- **TASK GOAL**
Replace every "card-image-chair" with "card-image-seat" in all of the records below, and write the records out again with everything else unchanged.

— Start —

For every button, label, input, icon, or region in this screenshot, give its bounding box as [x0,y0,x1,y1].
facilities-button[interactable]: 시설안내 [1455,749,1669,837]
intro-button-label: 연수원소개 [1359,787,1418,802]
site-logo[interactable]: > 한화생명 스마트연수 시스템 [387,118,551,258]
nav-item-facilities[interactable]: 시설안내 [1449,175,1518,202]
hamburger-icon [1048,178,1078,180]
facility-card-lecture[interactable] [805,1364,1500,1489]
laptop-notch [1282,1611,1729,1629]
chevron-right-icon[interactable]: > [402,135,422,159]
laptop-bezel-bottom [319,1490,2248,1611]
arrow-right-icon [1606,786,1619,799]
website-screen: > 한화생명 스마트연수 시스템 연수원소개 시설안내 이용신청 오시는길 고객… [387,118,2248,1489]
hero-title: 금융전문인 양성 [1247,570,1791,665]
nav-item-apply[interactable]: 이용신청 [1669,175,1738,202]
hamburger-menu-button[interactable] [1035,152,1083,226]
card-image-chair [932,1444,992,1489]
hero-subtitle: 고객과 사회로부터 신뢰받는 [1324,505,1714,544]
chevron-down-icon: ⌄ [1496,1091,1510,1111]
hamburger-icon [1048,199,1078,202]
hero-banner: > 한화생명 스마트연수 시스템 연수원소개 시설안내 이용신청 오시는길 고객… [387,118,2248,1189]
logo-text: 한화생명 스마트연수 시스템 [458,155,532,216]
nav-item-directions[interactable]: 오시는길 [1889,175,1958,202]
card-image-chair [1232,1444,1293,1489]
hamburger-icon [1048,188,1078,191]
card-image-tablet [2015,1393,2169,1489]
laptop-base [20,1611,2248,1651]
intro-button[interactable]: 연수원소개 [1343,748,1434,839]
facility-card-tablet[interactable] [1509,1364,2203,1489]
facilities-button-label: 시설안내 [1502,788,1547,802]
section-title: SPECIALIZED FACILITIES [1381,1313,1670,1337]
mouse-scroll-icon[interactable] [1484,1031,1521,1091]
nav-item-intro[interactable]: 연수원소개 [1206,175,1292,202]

— End —

- **SOLUTION FOR THIS PROBLEM**
For every button, label, input, icon, or region in this screenshot, give its bounding box as [x0,y0,x1,y1].
facilities-button[interactable]: 시설안내 [1455,749,1669,837]
intro-button-label: 연수원소개 [1359,787,1418,802]
site-logo[interactable]: > 한화생명 스마트연수 시스템 [387,118,551,258]
nav-item-facilities[interactable]: 시설안내 [1449,175,1518,202]
hamburger-icon [1048,178,1078,180]
facility-card-lecture[interactable] [805,1364,1500,1489]
laptop-notch [1282,1611,1729,1629]
chevron-right-icon[interactable]: > [402,135,422,159]
laptop-bezel-bottom [319,1490,2248,1611]
arrow-right-icon [1606,786,1619,799]
website-screen: > 한화생명 스마트연수 시스템 연수원소개 시설안내 이용신청 오시는길 고객… [387,118,2248,1489]
hero-title: 금융전문인 양성 [1247,570,1791,665]
nav-item-apply[interactable]: 이용신청 [1669,175,1738,202]
hamburger-menu-button[interactable] [1035,152,1083,226]
card-image-seat [932,1444,992,1489]
hero-subtitle: 고객과 사회로부터 신뢰받는 [1324,505,1714,544]
chevron-down-icon: ⌄ [1496,1091,1510,1111]
hamburger-icon [1048,199,1078,202]
hero-banner: > 한화생명 스마트연수 시스템 연수원소개 시설안내 이용신청 오시는길 고객… [387,118,2248,1189]
logo-text: 한화생명 스마트연수 시스템 [458,155,532,216]
nav-item-directions[interactable]: 오시는길 [1889,175,1958,202]
card-image-seat [1232,1444,1293,1489]
hamburger-icon [1048,188,1078,191]
card-image-tablet [2015,1393,2169,1489]
laptop-base [20,1611,2248,1651]
intro-button[interactable]: 연수원소개 [1343,748,1434,839]
facility-card-tablet[interactable] [1509,1364,2203,1489]
facilities-button-label: 시설안내 [1502,788,1547,802]
section-title: SPECIALIZED FACILITIES [1381,1313,1670,1337]
mouse-scroll-icon[interactable] [1484,1031,1521,1091]
nav-item-intro[interactable]: 연수원소개 [1206,175,1292,202]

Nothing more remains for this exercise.